(Dataset entries)
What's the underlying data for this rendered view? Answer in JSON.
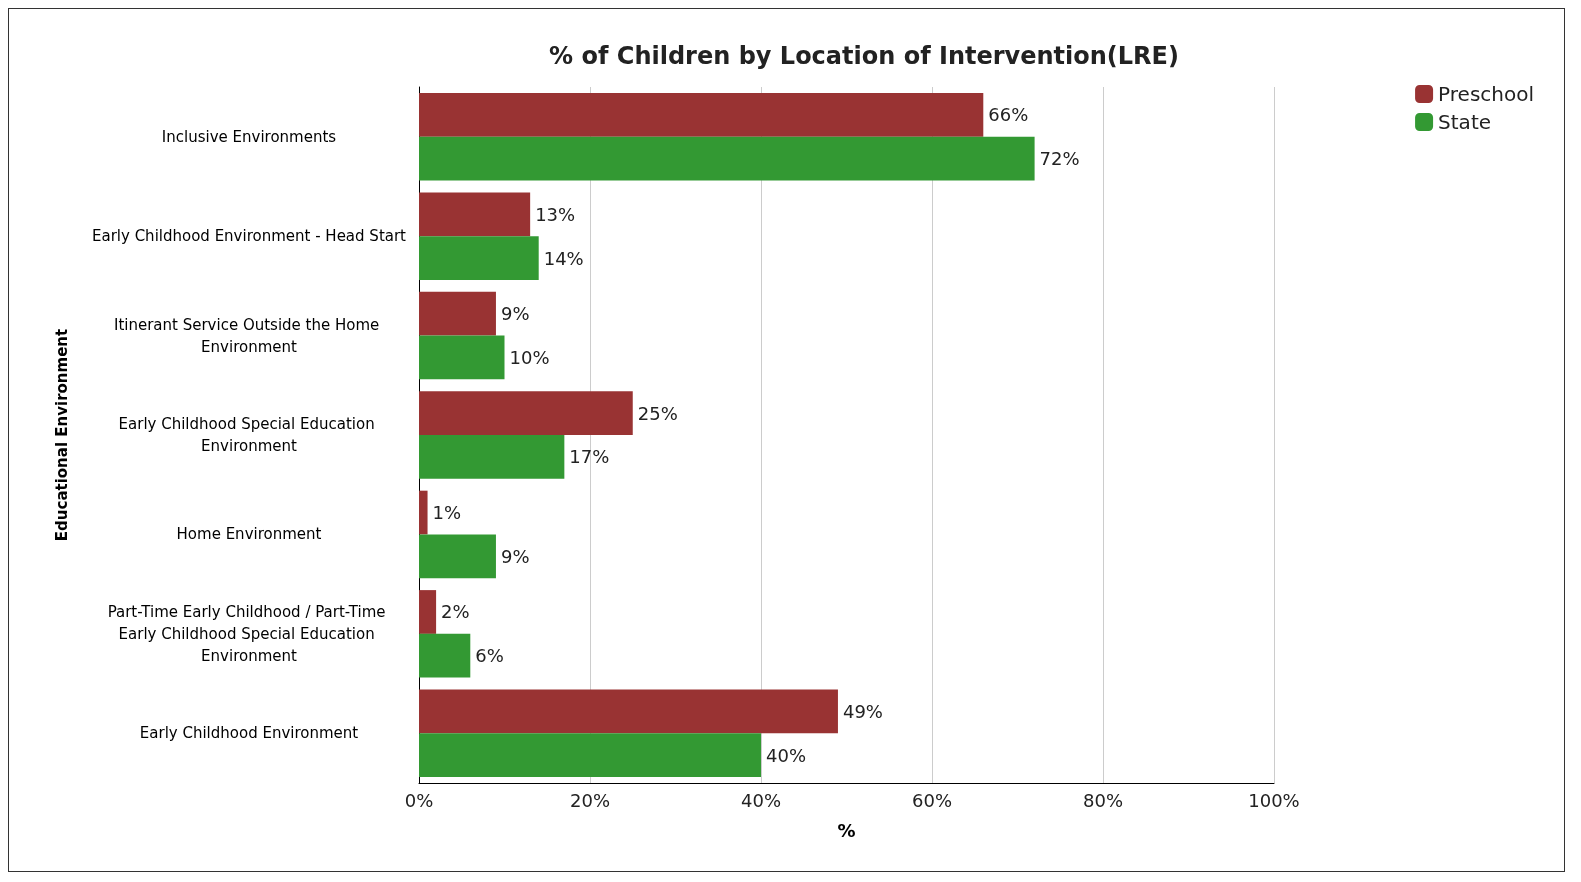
{
  "chart_data": {
    "type": "bar",
    "orientation": "horizontal",
    "title": "% of Children by Location of Intervention(LRE)",
    "xlabel": "%",
    "ylabel": "Educational Environment",
    "categories": [
      "Inclusive Environments",
      "Early Childhood Environment - Head Start",
      "Itinerant Service Outside the Home Environment",
      "Early Childhood Special Education Environment",
      "Home Environment",
      "Part-Time Early Childhood / Part-Time Early Childhood Special Education Environment",
      "Early Childhood Environment"
    ],
    "series": [
      {
        "name": "Preschool",
        "color": "#993333",
        "values": [
          66,
          13,
          9,
          25,
          1,
          2,
          49
        ],
        "value_labels": [
          "66%",
          "13%",
          "9%",
          "25%",
          "1%",
          "2%",
          "49%"
        ]
      },
      {
        "name": "State",
        "color": "#339933",
        "values": [
          72,
          14,
          10,
          17,
          9,
          6,
          40
        ],
        "value_labels": [
          "72%",
          "14%",
          "10%",
          "17%",
          "9%",
          "6%",
          "40%"
        ]
      }
    ],
    "xlim": [
      0,
      100
    ],
    "xticks": [
      {
        "value": 0,
        "label": "0%"
      },
      {
        "value": 20,
        "label": "20%"
      },
      {
        "value": 40,
        "label": "40%"
      },
      {
        "value": 60,
        "label": "60%"
      },
      {
        "value": 80,
        "label": "80%"
      },
      {
        "value": 100,
        "label": "100%"
      }
    ],
    "grid": "x",
    "legend": "top right"
  }
}
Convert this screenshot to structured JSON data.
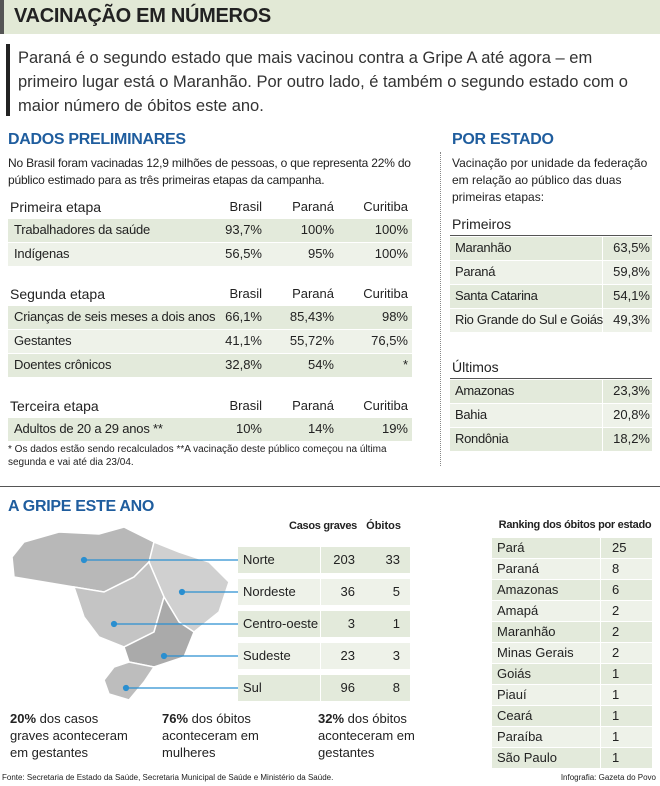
{
  "header": {
    "title": "VACINAÇÃO EM NÚMEROS",
    "intro": "Paraná é o segundo estado que mais vacinou contra a Gripe A até agora – em primeiro lugar está o Maranhão. Por outro lado, é também o segundo estado com o maior número de óbitos este ano."
  },
  "preliminares": {
    "title": "DADOS PRELIMINARES",
    "description": "No Brasil foram vacinadas 12,9 milhões de pessoas, o que representa 22% do público estimado para as três primeiras etapas da campanha.",
    "stages": [
      {
        "name": "Primeira etapa",
        "columns": [
          "Brasil",
          "Paraná",
          "Curitiba"
        ],
        "rows": [
          [
            "Trabalhadores da saúde",
            "93,7%",
            "100%",
            "100%"
          ],
          [
            "Indígenas",
            "56,5%",
            "95%",
            "100%"
          ]
        ]
      },
      {
        "name": "Segunda etapa",
        "columns": [
          "Brasil",
          "Paraná",
          "Curitiba"
        ],
        "rows": [
          [
            "Crianças de seis meses a dois anos",
            "66,1%",
            "85,43%",
            "98%"
          ],
          [
            "Gestantes",
            "41,1%",
            "55,72%",
            "76,5%"
          ],
          [
            "Doentes crônicos",
            "32,8%",
            "54%",
            "*"
          ]
        ]
      },
      {
        "name": "Terceira etapa",
        "columns": [
          "Brasil",
          "Paraná",
          "Curitiba"
        ],
        "rows": [
          [
            "Adultos de 20 a 29 anos **",
            "10%",
            "14%",
            "19%"
          ]
        ]
      }
    ],
    "footnote": "* Os dados estão sendo recalculados **A vacinação deste público começou na última segunda e vai até dia 23/04."
  },
  "por_estado": {
    "title": "POR ESTADO",
    "description": "Vacinação por unidade da federação em relação ao público das duas primeiras etapas:",
    "groups": [
      {
        "name": "Primeiros",
        "rows": [
          [
            "Maranhão",
            "63,5%"
          ],
          [
            "Paraná",
            "59,8%"
          ],
          [
            "Santa Catarina",
            "54,1%"
          ],
          [
            "Rio Grande do Sul e Goiás",
            "49,3%"
          ]
        ]
      },
      {
        "name": "Últimos",
        "rows": [
          [
            "Amazonas",
            "23,3%"
          ],
          [
            "Bahia",
            "20,8%"
          ],
          [
            "Rondônia",
            "18,2%"
          ]
        ]
      }
    ]
  },
  "gripe": {
    "title": "A GRIPE ESTE ANO",
    "columns": [
      "Casos graves",
      "Óbitos"
    ],
    "regions": [
      [
        "Norte",
        203,
        33
      ],
      [
        "Nordeste",
        36,
        5
      ],
      [
        "Centro-oeste",
        3,
        1
      ],
      [
        "Sudeste",
        23,
        3
      ],
      [
        "Sul",
        96,
        8
      ]
    ],
    "stats": [
      {
        "highlight": "20%",
        "text": "dos casos graves aconteceram em gestantes"
      },
      {
        "highlight": "76%",
        "text": "dos óbitos aconteceram em mulheres"
      },
      {
        "highlight": "32%",
        "text": "dos óbitos aconteceram em gestantes"
      }
    ],
    "ranking": {
      "title": "Ranking dos óbitos por estado",
      "rows": [
        [
          "Pará",
          25
        ],
        [
          "Paraná",
          8
        ],
        [
          "Amazonas",
          6
        ],
        [
          "Amapá",
          2
        ],
        [
          "Maranhão",
          2
        ],
        [
          "Minas Gerais",
          2
        ],
        [
          "Goiás",
          1
        ],
        [
          "Piauí",
          1
        ],
        [
          "Ceará",
          1
        ],
        [
          "Paraíba",
          1
        ],
        [
          "São Paulo",
          1
        ]
      ]
    }
  },
  "footer": {
    "source": "Fonte: Secretaria de Estado da Saúde, Secretaria Municipal de Saúde e Ministério da Saúde.",
    "credit": "Infografia: Gazeta do Povo"
  }
}
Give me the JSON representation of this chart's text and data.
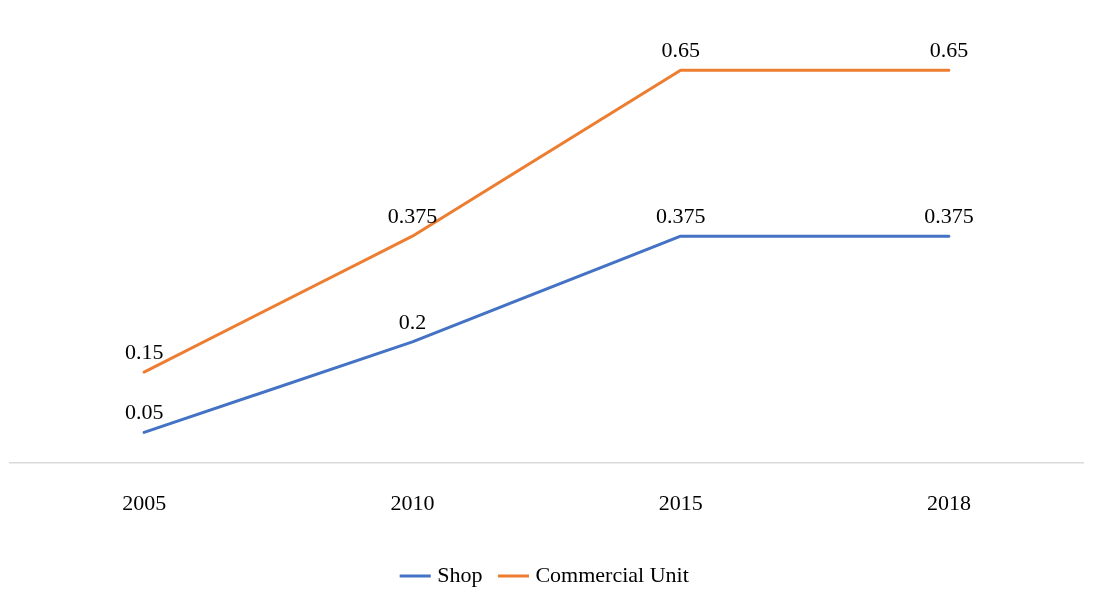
{
  "chart_data": {
    "type": "line",
    "categories": [
      "2005",
      "2010",
      "2015",
      "2018"
    ],
    "series": [
      {
        "name": "Shop",
        "color": "#4472c4",
        "values": [
          0.05,
          0.2,
          0.375,
          0.375
        ]
      },
      {
        "name": "Commercial Unit",
        "color": "#ed7d31",
        "values": [
          0.15,
          0.375,
          0.65,
          0.65
        ]
      }
    ],
    "data_labels": true,
    "legend": "bottom",
    "grid": false,
    "line_style": "solid"
  }
}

→ **Aim**
Ignore the images and quote every line of the listing exactly.

→ **Expected answer**
What's the underlying data for this rendered view? Answer in JSON.
{
  "chart_data": {
    "type": "bar",
    "orientation": "horizontal",
    "title": "% of Children by Location of Intervention(LRE)",
    "xlabel": "%",
    "ylabel": "Educational Environment",
    "categories": [
      "Inclusive Environments",
      "Early Childhood Environment - Head Start",
      "Itinerant Service Outside the Home Environment",
      "Early Childhood Special Education Environment",
      "Home Environment",
      "Part-Time Early Childhood / Part-Time Early Childhood Special Education Environment",
      "Early Childhood Environment"
    ],
    "series": [
      {
        "name": "Preschool",
        "color": "#993333",
        "values": [
          66,
          13,
          9,
          25,
          1,
          2,
          49
        ],
        "value_labels": [
          "66%",
          "13%",
          "9%",
          "25%",
          "1%",
          "2%",
          "49%"
        ]
      },
      {
        "name": "State",
        "color": "#339933",
        "values": [
          72,
          14,
          10,
          17,
          9,
          6,
          40
        ],
        "value_labels": [
          "72%",
          "14%",
          "10%",
          "17%",
          "9%",
          "6%",
          "40%"
        ]
      }
    ],
    "xlim": [
      0,
      100
    ],
    "xticks": [
      {
        "value": 0,
        "label": "0%"
      },
      {
        "value": 20,
        "label": "20%"
      },
      {
        "value": 40,
        "label": "40%"
      },
      {
        "value": 60,
        "label": "60%"
      },
      {
        "value": 80,
        "label": "80%"
      },
      {
        "value": 100,
        "label": "100%"
      }
    ],
    "grid": "x",
    "legend": "top right"
  }
}
Convert this screenshot to structured JSON data.
{
  "header": {
    "title": "VACINAÇÃO EM NÚMEROS",
    "intro": "Paraná é o segundo estado que mais vacinou contra a Gripe A até agora – em primeiro lugar está o Maranhão. Por outro lado, é também o segundo estado com o maior número de óbitos este ano."
  },
  "preliminares": {
    "title": "DADOS PRELIMINARES",
    "description": "No Brasil foram vacinadas 12,9 milhões de pessoas, o que representa 22% do público estimado para as três primeiras etapas da campanha.",
    "stages": [
      {
        "name": "Primeira etapa",
        "columns": [
          "Brasil",
          "Paraná",
          "Curitiba"
        ],
        "rows": [
          [
            "Trabalhadores da saúde",
            "93,7%",
            "100%",
            "100%"
          ],
          [
            "Indígenas",
            "56,5%",
            "95%",
            "100%"
          ]
        ]
      },
      {
        "name": "Segunda etapa",
        "columns": [
          "Brasil",
          "Paraná",
          "Curitiba"
        ],
        "rows": [
          [
            "Crianças de seis meses a dois anos",
            "66,1%",
            "85,43%",
            "98%"
          ],
          [
            "Gestantes",
            "41,1%",
            "55,72%",
            "76,5%"
          ],
          [
            "Doentes crônicos",
            "32,8%",
            "54%",
            "*"
          ]
        ]
      },
      {
        "name": "Terceira etapa",
        "columns": [
          "Brasil",
          "Paraná",
          "Curitiba"
        ],
        "rows": [
          [
            "Adultos de 20 a 29 anos **",
            "10%",
            "14%",
            "19%"
          ]
        ]
      }
    ],
    "footnote": "* Os dados estão sendo recalculados **A vacinação deste público começou na última segunda e vai até dia 23/04."
  },
  "por_estado": {
    "title": "POR ESTADO",
    "description": "Vacinação por unidade da federação em relação ao público das duas primeiras etapas:",
    "groups": [
      {
        "name": "Primeiros",
        "rows": [
          [
            "Maranhão",
            "63,5%"
          ],
          [
            "Paraná",
            "59,8%"
          ],
          [
            "Santa Catarina",
            "54,1%"
          ],
          [
            "Rio Grande do Sul e Goiás",
            "49,3%"
          ]
        ]
      },
      {
        "name": "Últimos",
        "rows": [
          [
            "Amazonas",
            "23,3%"
          ],
          [
            "Bahia",
            "20,8%"
          ],
          [
            "Rondônia",
            "18,2%"
          ]
        ]
      }
    ]
  },
  "gripe": {
    "title": "A GRIPE ESTE ANO",
    "columns": [
      "Casos graves",
      "Óbitos"
    ],
    "regions": [
      [
        "Norte",
        203,
        33
      ],
      [
        "Nordeste",
        36,
        5
      ],
      [
        "Centro-oeste",
        3,
        1
      ],
      [
        "Sudeste",
        23,
        3
      ],
      [
        "Sul",
        96,
        8
      ]
    ],
    "stats": [
      {
        "highlight": "20%",
        "text": "dos casos graves aconteceram em gestantes"
      },
      {
        "highlight": "76%",
        "text": "dos óbitos aconteceram em mulheres"
      },
      {
        "highlight": "32%",
        "text": "dos óbitos aconteceram em gestantes"
      }
    ],
    "ranking": {
      "title": "Ranking dos óbitos por estado",
      "rows": [
        [
          "Pará",
          25
        ],
        [
          "Paraná",
          8
        ],
        [
          "Amazonas",
          6
        ],
        [
          "Amapá",
          2
        ],
        [
          "Maranhão",
          2
        ],
        [
          "Minas Gerais",
          2
        ],
        [
          "Goiás",
          1
        ],
        [
          "Piauí",
          1
        ],
        [
          "Ceará",
          1
        ],
        [
          "Paraíba",
          1
        ],
        [
          "São Paulo",
          1
        ]
      ]
    }
  },
  "footer": {
    "source": "Fonte: Secretaria de Estado da Saúde, Secretaria Municipal de Saúde e Ministério da Saúde.",
    "credit": "Infografia: Gazeta do Povo"
  }
}
Give me the JSON representation of this chart's text and data.
{
  "chart_data": {
    "type": "line",
    "categories": [
      "2005",
      "2010",
      "2015",
      "2018"
    ],
    "series": [
      {
        "name": "Shop",
        "color": "#4472c4",
        "values": [
          0.05,
          0.2,
          0.375,
          0.375
        ]
      },
      {
        "name": "Commercial Unit",
        "color": "#ed7d31",
        "values": [
          0.15,
          0.375,
          0.65,
          0.65
        ]
      }
    ],
    "data_labels": true,
    "legend": "bottom",
    "grid": false,
    "line_style": "solid"
  }
}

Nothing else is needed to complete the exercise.